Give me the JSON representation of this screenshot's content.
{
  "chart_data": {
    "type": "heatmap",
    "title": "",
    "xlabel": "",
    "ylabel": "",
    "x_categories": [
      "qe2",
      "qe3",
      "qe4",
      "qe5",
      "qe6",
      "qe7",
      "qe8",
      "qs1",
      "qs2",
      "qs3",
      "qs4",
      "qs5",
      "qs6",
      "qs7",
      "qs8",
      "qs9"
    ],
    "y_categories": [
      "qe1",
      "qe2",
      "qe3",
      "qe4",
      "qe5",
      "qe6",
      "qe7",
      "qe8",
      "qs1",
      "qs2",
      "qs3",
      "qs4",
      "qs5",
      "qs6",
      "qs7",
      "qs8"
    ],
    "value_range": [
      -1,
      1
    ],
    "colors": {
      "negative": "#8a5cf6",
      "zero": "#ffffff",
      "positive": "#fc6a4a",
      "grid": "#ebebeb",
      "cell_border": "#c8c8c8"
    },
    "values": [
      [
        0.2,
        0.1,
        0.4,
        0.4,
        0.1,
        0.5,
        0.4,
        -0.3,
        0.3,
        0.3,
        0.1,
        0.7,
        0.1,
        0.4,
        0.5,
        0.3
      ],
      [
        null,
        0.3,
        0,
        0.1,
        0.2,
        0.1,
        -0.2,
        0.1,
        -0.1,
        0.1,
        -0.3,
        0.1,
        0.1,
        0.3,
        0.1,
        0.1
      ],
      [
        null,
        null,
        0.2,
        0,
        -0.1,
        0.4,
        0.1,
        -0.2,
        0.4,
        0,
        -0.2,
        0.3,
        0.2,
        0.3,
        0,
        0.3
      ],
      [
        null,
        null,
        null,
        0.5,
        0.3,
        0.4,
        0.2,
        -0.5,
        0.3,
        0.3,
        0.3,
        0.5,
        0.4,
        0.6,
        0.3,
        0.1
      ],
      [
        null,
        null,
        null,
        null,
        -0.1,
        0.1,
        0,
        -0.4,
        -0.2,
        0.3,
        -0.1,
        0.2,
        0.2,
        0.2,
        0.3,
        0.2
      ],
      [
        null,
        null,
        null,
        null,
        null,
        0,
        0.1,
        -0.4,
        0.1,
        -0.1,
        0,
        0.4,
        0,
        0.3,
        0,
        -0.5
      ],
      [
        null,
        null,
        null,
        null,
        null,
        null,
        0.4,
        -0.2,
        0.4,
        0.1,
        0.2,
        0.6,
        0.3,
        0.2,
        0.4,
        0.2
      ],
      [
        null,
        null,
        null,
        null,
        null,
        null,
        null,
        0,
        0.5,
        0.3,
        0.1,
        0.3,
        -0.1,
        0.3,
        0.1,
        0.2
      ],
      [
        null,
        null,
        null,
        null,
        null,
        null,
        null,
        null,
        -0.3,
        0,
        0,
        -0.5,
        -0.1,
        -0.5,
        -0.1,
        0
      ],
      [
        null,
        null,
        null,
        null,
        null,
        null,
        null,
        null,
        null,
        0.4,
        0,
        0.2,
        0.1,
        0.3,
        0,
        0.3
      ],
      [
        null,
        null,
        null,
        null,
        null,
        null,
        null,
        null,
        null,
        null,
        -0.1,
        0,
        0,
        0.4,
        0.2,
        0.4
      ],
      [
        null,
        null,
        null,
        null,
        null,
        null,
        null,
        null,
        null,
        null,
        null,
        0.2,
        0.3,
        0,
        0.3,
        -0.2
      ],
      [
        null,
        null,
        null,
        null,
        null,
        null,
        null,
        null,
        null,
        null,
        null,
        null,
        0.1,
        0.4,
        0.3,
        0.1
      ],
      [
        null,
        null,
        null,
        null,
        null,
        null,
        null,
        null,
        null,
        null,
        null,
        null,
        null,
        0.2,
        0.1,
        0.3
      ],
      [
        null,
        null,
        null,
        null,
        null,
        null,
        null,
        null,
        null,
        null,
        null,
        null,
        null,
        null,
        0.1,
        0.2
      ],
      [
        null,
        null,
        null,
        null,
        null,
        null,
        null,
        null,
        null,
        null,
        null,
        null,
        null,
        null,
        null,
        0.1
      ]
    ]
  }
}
• • • • • • •
* What is expected *
Repeat the entries above exactly, leaving nothing out.

* Result *
Give me the JSON representation of this screenshot's content.
{
  "chart_data": {
    "type": "heatmap",
    "title": "",
    "xlabel": "",
    "ylabel": "",
    "x_categories": [
      "qe2",
      "qe3",
      "qe4",
      "qe5",
      "qe6",
      "qe7",
      "qe8",
      "qs1",
      "qs2",
      "qs3",
      "qs4",
      "qs5",
      "qs6",
      "qs7",
      "qs8",
      "qs9"
    ],
    "y_categories": [
      "qe1",
      "qe2",
      "qe3",
      "qe4",
      "qe5",
      "qe6",
      "qe7",
      "qe8",
      "qs1",
      "qs2",
      "qs3",
      "qs4",
      "qs5",
      "qs6",
      "qs7",
      "qs8"
    ],
    "value_range": [
      -1,
      1
    ],
    "colors": {
      "negative": "#8a5cf6",
      "zero": "#ffffff",
      "positive": "#fc6a4a",
      "grid": "#ebebeb",
      "cell_border": "#c8c8c8"
    },
    "values": [
      [
        0.2,
        0.1,
        0.4,
        0.4,
        0.1,
        0.5,
        0.4,
        -0.3,
        0.3,
        0.3,
        0.1,
        0.7,
        0.1,
        0.4,
        0.5,
        0.3
      ],
      [
        null,
        0.3,
        0,
        0.1,
        0.2,
        0.1,
        -0.2,
        0.1,
        -0.1,
        0.1,
        -0.3,
        0.1,
        0.1,
        0.3,
        0.1,
        0.1
      ],
      [
        null,
        null,
        0.2,
        0,
        -0.1,
        0.4,
        0.1,
        -0.2,
        0.4,
        0,
        -0.2,
        0.3,
        0.2,
        0.3,
        0,
        0.3
      ],
      [
        null,
        null,
        null,
        0.5,
        0.3,
        0.4,
        0.2,
        -0.5,
        0.3,
        0.3,
        0.3,
        0.5,
        0.4,
        0.6,
        0.3,
        0.1
      ],
      [
        null,
        null,
        null,
        null,
        -0.1,
        0.1,
        0,
        -0.4,
        -0.2,
        0.3,
        -0.1,
        0.2,
        0.2,
        0.2,
        0.3,
        0.2
      ],
      [
        null,
        null,
        null,
        null,
        null,
        0,
        0.1,
        -0.4,
        0.1,
        -0.1,
        0,
        0.4,
        0,
        0.3,
        0,
        -0.5
      ],
      [
        null,
        null,
        null,
        null,
        null,
        null,
        0.4,
        -0.2,
        0.4,
        0.1,
        0.2,
        0.6,
        0.3,
        0.2,
        0.4,
        0.2
      ],
      [
        null,
        null,
        null,
        null,
        null,
        null,
        null,
        0,
        0.5,
        0.3,
        0.1,
        0.3,
        -0.1,
        0.3,
        0.1,
        0.2
      ],
      [
        null,
        null,
        null,
        null,
        null,
        null,
        null,
        null,
        -0.3,
        0,
        0,
        -0.5,
        -0.1,
        -0.5,
        -0.1,
        0
      ],
      [
        null,
        null,
        null,
        null,
        null,
        null,
        null,
        null,
        null,
        0.4,
        0,
        0.2,
        0.1,
        0.3,
        0,
        0.3
      ],
      [
        null,
        null,
        null,
        null,
        null,
        null,
        null,
        null,
        null,
        null,
        -0.1,
        0,
        0,
        0.4,
        0.2,
        0.4
      ],
      [
        null,
        null,
        null,
        null,
        null,
        null,
        null,
        null,
        null,
        null,
        null,
        0.2,
        0.3,
        0,
        0.3,
        -0.2
      ],
      [
        null,
        null,
        null,
        null,
        null,
        null,
        null,
        null,
        null,
        null,
        null,
        null,
        0.1,
        0.4,
        0.3,
        0.1
      ],
      [
        null,
        null,
        null,
        null,
        null,
        null,
        null,
        null,
        null,
        null,
        null,
        null,
        null,
        0.2,
        0.1,
        0.3
      ],
      [
        null,
        null,
        null,
        null,
        null,
        null,
        null,
        null,
        null,
        null,
        null,
        null,
        null,
        null,
        0.1,
        0.2
      ],
      [
        null,
        null,
        null,
        null,
        null,
        null,
        null,
        null,
        null,
        null,
        null,
        null,
        null,
        null,
        null,
        0.1
      ]
    ]
  }
}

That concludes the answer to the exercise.